**Written problem:** Show all lines that include the string "pies"; copy each one.

-*-*-

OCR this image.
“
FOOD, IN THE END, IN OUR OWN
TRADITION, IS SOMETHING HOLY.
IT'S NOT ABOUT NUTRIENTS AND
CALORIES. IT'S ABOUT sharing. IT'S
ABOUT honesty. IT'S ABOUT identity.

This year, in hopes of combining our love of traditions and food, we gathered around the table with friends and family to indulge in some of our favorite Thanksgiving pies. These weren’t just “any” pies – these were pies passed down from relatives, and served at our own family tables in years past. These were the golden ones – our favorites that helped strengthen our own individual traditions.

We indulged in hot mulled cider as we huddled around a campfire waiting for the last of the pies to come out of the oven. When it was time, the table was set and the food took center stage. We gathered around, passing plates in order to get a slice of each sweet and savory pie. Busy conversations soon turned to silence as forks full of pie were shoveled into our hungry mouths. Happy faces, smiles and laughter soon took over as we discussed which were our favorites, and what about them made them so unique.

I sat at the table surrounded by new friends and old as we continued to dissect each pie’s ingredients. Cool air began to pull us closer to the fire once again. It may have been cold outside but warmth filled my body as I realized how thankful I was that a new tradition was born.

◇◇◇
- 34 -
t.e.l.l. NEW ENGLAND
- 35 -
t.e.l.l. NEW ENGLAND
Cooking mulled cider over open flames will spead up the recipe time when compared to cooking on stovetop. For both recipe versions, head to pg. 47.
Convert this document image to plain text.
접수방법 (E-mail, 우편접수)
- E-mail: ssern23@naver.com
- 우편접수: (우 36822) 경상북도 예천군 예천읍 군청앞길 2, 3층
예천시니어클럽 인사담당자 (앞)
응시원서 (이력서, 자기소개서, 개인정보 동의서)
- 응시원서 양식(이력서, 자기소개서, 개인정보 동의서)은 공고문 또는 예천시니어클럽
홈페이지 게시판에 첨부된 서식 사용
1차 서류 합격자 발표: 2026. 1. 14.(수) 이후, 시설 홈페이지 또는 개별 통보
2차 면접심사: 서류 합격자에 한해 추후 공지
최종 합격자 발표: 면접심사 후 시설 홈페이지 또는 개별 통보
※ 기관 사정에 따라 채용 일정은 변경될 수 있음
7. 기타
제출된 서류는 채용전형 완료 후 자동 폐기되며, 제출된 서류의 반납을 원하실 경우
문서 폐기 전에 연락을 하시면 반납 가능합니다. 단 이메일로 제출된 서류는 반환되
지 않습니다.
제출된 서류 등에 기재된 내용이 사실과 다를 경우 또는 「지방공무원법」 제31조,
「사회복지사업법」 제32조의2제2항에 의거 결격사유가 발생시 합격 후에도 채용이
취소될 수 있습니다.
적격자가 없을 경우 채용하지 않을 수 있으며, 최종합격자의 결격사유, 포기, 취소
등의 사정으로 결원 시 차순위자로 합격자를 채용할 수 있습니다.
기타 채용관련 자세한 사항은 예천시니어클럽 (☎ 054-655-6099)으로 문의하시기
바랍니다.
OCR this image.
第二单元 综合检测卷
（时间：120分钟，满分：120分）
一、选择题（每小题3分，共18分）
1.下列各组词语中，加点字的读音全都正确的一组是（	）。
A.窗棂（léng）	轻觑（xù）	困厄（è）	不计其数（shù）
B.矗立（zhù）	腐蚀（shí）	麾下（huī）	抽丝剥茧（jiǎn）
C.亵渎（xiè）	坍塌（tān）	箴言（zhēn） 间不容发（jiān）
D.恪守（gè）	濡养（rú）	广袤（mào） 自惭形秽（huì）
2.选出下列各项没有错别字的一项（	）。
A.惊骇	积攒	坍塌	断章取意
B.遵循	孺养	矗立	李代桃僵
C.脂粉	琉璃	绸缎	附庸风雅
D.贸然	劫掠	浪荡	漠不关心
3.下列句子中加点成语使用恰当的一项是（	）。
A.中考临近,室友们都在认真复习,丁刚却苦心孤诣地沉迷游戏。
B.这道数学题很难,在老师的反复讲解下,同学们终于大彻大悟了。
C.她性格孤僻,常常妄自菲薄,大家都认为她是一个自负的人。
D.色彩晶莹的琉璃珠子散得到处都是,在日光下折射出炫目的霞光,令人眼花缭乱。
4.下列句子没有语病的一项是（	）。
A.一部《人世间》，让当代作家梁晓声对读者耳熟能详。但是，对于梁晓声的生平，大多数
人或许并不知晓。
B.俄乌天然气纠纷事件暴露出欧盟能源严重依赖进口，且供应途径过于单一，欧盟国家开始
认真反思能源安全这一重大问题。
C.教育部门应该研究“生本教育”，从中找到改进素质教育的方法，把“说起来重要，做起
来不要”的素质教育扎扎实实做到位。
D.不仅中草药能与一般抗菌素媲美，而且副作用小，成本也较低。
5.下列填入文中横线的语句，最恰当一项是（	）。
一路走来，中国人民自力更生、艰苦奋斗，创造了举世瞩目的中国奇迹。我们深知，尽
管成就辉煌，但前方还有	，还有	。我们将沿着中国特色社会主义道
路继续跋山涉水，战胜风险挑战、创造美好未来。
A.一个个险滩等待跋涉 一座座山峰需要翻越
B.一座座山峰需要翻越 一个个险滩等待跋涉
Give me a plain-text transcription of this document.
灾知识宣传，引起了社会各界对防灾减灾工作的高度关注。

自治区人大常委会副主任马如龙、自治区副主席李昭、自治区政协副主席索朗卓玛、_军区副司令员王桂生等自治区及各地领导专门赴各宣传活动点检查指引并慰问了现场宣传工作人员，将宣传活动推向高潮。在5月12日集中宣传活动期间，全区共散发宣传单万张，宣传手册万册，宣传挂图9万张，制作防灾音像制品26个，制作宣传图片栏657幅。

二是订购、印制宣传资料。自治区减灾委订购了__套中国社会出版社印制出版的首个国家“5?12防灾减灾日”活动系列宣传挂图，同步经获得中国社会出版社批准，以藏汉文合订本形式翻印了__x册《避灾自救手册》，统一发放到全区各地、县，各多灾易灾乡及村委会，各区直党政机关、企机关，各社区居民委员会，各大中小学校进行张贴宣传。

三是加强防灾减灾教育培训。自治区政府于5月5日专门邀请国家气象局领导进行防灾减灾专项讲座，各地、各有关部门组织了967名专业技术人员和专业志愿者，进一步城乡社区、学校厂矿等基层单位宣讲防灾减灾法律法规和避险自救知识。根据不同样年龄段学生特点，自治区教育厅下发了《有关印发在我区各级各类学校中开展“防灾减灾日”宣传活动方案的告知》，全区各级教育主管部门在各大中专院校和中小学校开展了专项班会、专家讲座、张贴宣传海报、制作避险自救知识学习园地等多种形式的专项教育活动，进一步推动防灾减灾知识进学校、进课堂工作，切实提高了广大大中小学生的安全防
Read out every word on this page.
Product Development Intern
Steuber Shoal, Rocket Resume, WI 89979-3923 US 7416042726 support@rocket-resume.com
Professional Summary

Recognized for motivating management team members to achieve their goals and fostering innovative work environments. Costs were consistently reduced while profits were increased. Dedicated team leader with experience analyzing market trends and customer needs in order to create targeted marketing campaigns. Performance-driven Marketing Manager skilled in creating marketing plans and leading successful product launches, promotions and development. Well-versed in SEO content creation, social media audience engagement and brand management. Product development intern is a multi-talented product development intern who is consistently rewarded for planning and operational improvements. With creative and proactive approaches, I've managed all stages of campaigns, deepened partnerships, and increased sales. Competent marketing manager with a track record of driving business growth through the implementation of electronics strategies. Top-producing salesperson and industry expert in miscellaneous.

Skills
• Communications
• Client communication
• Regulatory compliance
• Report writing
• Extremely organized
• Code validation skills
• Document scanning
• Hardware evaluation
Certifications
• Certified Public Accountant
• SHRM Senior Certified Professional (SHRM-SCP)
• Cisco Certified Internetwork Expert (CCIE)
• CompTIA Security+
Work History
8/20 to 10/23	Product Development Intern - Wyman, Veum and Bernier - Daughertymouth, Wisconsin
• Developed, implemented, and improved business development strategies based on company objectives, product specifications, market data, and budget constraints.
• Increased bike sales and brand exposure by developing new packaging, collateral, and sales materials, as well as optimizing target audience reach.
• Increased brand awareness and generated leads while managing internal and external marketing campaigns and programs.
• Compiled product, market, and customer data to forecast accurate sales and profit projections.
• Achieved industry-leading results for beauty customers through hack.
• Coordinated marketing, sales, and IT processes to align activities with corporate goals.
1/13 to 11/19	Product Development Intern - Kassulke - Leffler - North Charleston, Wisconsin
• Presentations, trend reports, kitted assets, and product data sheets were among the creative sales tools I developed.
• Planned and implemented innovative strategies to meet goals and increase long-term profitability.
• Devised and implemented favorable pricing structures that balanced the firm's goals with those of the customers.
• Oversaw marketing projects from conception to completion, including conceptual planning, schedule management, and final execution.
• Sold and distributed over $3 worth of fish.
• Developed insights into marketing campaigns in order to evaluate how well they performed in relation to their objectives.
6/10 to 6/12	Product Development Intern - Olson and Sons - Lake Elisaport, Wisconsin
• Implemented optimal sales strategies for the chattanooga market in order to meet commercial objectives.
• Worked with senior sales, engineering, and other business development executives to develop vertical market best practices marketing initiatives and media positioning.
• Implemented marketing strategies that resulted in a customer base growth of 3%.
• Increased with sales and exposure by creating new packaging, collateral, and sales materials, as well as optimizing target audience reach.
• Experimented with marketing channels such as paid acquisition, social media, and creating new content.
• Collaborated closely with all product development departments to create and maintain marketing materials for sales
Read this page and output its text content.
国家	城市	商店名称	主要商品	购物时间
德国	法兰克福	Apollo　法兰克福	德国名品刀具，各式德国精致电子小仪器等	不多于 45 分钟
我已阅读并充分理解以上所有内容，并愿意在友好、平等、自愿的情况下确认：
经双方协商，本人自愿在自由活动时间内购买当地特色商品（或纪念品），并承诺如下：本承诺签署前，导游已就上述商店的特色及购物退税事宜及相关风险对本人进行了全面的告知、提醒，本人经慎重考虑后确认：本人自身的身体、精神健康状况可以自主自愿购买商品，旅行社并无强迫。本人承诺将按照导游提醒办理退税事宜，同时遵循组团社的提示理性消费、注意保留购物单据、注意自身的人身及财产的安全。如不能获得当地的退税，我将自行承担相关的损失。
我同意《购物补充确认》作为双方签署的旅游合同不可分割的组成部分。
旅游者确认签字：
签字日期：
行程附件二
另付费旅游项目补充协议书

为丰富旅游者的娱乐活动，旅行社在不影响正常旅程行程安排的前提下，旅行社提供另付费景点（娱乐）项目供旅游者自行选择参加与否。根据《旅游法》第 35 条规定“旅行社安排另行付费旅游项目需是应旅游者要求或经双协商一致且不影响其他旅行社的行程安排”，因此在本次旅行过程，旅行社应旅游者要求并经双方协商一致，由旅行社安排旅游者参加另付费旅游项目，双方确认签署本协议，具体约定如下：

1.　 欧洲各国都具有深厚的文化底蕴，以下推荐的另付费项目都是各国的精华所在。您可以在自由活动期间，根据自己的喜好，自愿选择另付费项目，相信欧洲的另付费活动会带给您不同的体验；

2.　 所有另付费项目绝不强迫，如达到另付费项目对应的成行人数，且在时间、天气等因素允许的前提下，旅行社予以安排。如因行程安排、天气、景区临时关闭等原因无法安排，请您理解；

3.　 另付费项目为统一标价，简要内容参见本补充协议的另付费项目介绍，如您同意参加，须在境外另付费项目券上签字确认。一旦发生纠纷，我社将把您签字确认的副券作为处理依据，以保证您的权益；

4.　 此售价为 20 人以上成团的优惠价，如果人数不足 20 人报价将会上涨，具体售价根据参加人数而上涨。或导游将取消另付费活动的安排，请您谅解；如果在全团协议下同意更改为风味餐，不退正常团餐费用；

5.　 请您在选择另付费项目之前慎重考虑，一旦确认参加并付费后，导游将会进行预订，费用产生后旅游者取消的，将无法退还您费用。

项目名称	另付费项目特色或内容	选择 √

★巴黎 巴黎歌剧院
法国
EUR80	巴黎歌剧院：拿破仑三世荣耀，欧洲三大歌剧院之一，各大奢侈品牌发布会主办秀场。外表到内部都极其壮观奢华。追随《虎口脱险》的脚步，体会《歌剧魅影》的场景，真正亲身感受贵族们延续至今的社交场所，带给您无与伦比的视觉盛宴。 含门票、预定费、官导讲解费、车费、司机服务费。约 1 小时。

-*-*-

**Final answer:**
This year, in hopes of combining our love of traditions and food, we gathered around the table with friends and family to indulge in some of our favorite Thanksgiving pies. These weren’t just “any” pies – these were pies passed down from relatives, and served at our own family tables in years past. These were the golden ones – our favorites that helped strengthen our own individual traditions.
We indulged in hot mulled cider as we huddled around a campfire waiting for the last of the pies to come out of the oven. When it was time, the table was set and the food took center stage. We gathered around, passing plates in order to get a slice of each sweet and savory pie. Busy conversations soon turned to silence as forks full of pie were shoveled into our hungry mouths. Happy faces, smiles and laughter soon took over as we discussed which were our favorites, and what about them made them so unique.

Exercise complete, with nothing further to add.